▶ _Raw records_
+--

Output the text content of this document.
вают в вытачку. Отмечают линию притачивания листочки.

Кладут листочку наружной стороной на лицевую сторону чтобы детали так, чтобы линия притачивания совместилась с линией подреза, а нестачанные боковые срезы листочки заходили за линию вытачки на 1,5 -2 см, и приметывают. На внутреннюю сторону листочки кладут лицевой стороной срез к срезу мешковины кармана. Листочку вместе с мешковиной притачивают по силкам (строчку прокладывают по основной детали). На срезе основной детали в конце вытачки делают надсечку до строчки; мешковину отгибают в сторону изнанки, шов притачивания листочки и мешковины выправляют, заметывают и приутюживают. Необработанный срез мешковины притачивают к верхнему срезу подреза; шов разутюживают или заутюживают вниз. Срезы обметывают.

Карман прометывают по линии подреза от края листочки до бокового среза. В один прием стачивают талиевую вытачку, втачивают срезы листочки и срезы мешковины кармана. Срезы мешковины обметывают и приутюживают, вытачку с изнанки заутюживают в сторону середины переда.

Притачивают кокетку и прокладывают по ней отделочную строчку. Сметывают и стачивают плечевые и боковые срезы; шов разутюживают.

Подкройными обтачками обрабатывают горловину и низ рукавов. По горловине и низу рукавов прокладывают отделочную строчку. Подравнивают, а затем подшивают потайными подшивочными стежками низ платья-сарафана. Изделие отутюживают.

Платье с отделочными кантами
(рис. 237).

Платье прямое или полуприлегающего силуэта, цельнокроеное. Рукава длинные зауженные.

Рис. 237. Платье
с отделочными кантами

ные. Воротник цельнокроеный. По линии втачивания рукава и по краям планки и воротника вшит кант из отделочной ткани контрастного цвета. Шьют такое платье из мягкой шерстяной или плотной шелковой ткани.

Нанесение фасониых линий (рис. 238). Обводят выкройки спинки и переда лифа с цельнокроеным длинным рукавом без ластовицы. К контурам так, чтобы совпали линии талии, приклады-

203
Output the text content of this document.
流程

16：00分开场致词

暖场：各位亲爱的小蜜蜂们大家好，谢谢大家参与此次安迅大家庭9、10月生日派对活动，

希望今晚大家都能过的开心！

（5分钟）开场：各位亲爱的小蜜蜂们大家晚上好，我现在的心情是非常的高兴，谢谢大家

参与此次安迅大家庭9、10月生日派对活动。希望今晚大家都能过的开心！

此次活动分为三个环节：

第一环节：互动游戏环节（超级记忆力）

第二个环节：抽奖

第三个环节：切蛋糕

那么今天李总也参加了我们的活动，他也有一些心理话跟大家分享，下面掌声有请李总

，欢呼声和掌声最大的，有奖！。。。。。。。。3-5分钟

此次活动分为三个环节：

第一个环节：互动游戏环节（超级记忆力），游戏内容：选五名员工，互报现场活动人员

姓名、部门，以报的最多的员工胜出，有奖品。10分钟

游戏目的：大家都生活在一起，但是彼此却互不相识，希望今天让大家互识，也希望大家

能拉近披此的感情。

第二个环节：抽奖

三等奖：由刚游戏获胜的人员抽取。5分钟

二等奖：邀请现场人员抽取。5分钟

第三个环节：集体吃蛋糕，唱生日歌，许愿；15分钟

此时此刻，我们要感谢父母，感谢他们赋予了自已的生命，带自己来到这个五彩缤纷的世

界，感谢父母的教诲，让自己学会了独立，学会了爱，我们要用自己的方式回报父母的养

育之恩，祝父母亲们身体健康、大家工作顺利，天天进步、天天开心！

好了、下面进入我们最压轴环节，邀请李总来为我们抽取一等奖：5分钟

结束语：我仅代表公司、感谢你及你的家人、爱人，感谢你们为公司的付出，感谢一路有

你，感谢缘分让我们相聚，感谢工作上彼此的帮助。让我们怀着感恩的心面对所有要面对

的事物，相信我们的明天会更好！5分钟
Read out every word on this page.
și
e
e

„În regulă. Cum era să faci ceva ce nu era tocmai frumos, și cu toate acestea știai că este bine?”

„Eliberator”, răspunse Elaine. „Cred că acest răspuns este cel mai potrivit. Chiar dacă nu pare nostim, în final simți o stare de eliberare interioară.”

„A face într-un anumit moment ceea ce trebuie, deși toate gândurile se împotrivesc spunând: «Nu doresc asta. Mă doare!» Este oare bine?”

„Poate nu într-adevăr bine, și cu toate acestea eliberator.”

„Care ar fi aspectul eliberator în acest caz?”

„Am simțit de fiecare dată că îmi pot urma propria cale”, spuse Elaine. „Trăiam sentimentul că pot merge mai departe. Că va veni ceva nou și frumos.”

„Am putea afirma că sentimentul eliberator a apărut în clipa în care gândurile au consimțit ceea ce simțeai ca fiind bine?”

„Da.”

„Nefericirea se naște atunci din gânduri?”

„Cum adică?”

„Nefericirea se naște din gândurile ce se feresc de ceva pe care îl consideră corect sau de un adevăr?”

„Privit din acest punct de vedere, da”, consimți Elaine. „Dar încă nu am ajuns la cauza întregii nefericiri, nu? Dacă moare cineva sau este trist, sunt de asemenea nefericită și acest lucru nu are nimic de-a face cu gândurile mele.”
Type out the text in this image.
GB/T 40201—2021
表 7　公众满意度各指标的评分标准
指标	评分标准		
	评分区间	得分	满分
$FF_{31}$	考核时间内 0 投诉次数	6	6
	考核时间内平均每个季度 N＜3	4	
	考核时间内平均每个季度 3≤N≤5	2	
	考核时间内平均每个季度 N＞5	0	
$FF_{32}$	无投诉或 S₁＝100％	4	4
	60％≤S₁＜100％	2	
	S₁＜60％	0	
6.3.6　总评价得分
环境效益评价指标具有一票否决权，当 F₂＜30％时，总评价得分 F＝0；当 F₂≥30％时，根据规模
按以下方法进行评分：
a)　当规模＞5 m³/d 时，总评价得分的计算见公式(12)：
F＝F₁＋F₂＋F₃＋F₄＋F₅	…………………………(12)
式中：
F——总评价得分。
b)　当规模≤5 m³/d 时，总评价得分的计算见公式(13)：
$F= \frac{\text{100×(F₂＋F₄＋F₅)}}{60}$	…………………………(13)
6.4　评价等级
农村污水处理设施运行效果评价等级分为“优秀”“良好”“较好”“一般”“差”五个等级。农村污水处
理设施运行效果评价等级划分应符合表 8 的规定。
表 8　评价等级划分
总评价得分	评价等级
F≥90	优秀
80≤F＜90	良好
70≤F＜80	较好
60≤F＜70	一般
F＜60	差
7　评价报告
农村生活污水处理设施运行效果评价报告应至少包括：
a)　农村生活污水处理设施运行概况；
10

+--

▶ _Written instruction_
Extract the full set of entries word for word.

▶ _Result of this exercise_
Output the text content of this document.
вают в вытачку. Отмечают линию притачивания листочки.

Кладут листочку наружной стороной на лицевую сторону чтобы детали так, чтобы линия притачивания совместилась с линией подреза, а нестачанные боковые срезы листочки заходили за линию вытачки на 1,5 -2 см, и приметывают. На внутреннюю сторону листочки кладут лицевой стороной срез к срезу мешковины кармана. Листочку вместе с мешковиной притачивают по силкам (строчку прокладывают по основной детали). На срезе основной детали в конце вытачки делают надсечку до строчки; мешковину отгибают в сторону изнанки, шов притачивания листочки и мешковины выправляют, заметывают и приутюживают. Необработанный срез мешковины притачивают к верхнему срезу подреза; шов разутюживают или заутюживают вниз. Срезы обметывают.

Карман прометывают по линии подреза от края листочки до бокового среза. В один прием стачивают талиевую вытачку, втачивают срезы листочки и срезы мешковины кармана. Срезы мешковины обметывают и приутюживают, вытачку с изнанки заутюживают в сторону середины переда.

Притачивают кокетку и прокладывают по ней отделочную строчку. Сметывают и стачивают плечевые и боковые срезы; шов разутюживают.

Подкройными обтачками обрабатывают горловину и низ рукавов. По горловине и низу рукавов прокладывают отделочную строчку. Подравнивают, а затем подшивают потайными подшивочными стежками низ платья-сарафана. Изделие отутюживают.

Платье с отделочными кантами
(рис. 237).

Платье прямое или полуприлегающего силуэта, цельнокроеное. Рукава длинные зауженные.

Рис. 237. Платье
с отделочными кантами

ные. Воротник цельнокроеный. По линии втачивания рукава и по краям планки и воротника вшит кант из отделочной ткани контрастного цвета. Шьют такое платье из мягкой шерстяной или плотной шелковой ткани.

Нанесение фасониых линий (рис. 238). Обводят выкройки спинки и переда лифа с цельнокроеным длинным рукавом без ластовицы. К контурам так, чтобы совпали линии талии, приклады-

203
Output the text content of this document.
流程

16：00分开场致词

暖场：各位亲爱的小蜜蜂们大家好，谢谢大家参与此次安迅大家庭9、10月生日派对活动，

希望今晚大家都能过的开心！

（5分钟）开场：各位亲爱的小蜜蜂们大家晚上好，我现在的心情是非常的高兴，谢谢大家

参与此次安迅大家庭9、10月生日派对活动。希望今晚大家都能过的开心！

此次活动分为三个环节：

第一环节：互动游戏环节（超级记忆力）

第二个环节：抽奖

第三个环节：切蛋糕

那么今天李总也参加了我们的活动，他也有一些心理话跟大家分享，下面掌声有请李总

，欢呼声和掌声最大的，有奖！。。。。。。。。3-5分钟

此次活动分为三个环节：

第一个环节：互动游戏环节（超级记忆力），游戏内容：选五名员工，互报现场活动人员

姓名、部门，以报的最多的员工胜出，有奖品。10分钟

游戏目的：大家都生活在一起，但是彼此却互不相识，希望今天让大家互识，也希望大家

能拉近披此的感情。

第二个环节：抽奖

三等奖：由刚游戏获胜的人员抽取。5分钟

二等奖：邀请现场人员抽取。5分钟

第三个环节：集体吃蛋糕，唱生日歌，许愿；15分钟

此时此刻，我们要感谢父母，感谢他们赋予了自已的生命，带自己来到这个五彩缤纷的世

界，感谢父母的教诲，让自己学会了独立，学会了爱，我们要用自己的方式回报父母的养

育之恩，祝父母亲们身体健康、大家工作顺利，天天进步、天天开心！

好了、下面进入我们最压轴环节，邀请李总来为我们抽取一等奖：5分钟

结束语：我仅代表公司、感谢你及你的家人、爱人，感谢你们为公司的付出，感谢一路有

你，感谢缘分让我们相聚，感谢工作上彼此的帮助。让我们怀着感恩的心面对所有要面对

的事物，相信我们的明天会更好！5分钟
Read out every word on this page.
și
e
e

„În regulă. Cum era să faci ceva ce nu era tocmai frumos, și cu toate acestea știai că este bine?”

„Eliberator”, răspunse Elaine. „Cred că acest răspuns este cel mai potrivit. Chiar dacă nu pare nostim, în final simți o stare de eliberare interioară.”

„A face într-un anumit moment ceea ce trebuie, deși toate gândurile se împotrivesc spunând: «Nu doresc asta. Mă doare!» Este oare bine?”

„Poate nu într-adevăr bine, și cu toate acestea eliberator.”

„Care ar fi aspectul eliberator în acest caz?”

„Am simțit de fiecare dată că îmi pot urma propria cale”, spuse Elaine. „Trăiam sentimentul că pot merge mai departe. Că va veni ceva nou și frumos.”

„Am putea afirma că sentimentul eliberator a apărut în clipa în care gândurile au consimțit ceea ce simțeai ca fiind bine?”

„Da.”

„Nefericirea se naște atunci din gânduri?”

„Cum adică?”

„Nefericirea se naște din gândurile ce se feresc de ceva pe care îl consideră corect sau de un adevăr?”

„Privit din acest punct de vedere, da”, consimți Elaine. „Dar încă nu am ajuns la cauza întregii nefericiri, nu? Dacă moare cineva sau este trist, sunt de asemenea nefericită și acest lucru nu are nimic de-a face cu gândurile mele.”
Type out the text in this image.
GB/T 40201—2021
表 7　公众满意度各指标的评分标准
指标	评分标准		
	评分区间	得分	满分
$FF_{31}$	考核时间内 0 投诉次数	6	6
	考核时间内平均每个季度 N＜3	4	
	考核时间内平均每个季度 3≤N≤5	2	
	考核时间内平均每个季度 N＞5	0	
$FF_{32}$	无投诉或 S₁＝100％	4	4
	60％≤S₁＜100％	2	
	S₁＜60％	0	
6.3.6　总评价得分
环境效益评价指标具有一票否决权，当 F₂＜30％时，总评价得分 F＝0；当 F₂≥30％时，根据规模
按以下方法进行评分：
a)　当规模＞5 m³/d 时，总评价得分的计算见公式(12)：
F＝F₁＋F₂＋F₃＋F₄＋F₅	…………………………(12)
式中：
F——总评价得分。
b)　当规模≤5 m³/d 时，总评价得分的计算见公式(13)：
$F= \frac{\text{100×(F₂＋F₄＋F₅)}}{60}$	…………………………(13)
6.4　评价等级
农村污水处理设施运行效果评价等级分为“优秀”“良好”“较好”“一般”“差”五个等级。农村污水处
理设施运行效果评价等级划分应符合表 8 的规定。
表 8　评价等级划分
总评价得分	评价等级
F≥90	优秀
80≤F＜90	良好
70≤F＜80	较好
60≤F＜70	一般
F＜60	差
7　评价报告
农村生活污水处理设施运行效果评价报告应至少包括：
a)　农村生活污水处理设施运行概况；
10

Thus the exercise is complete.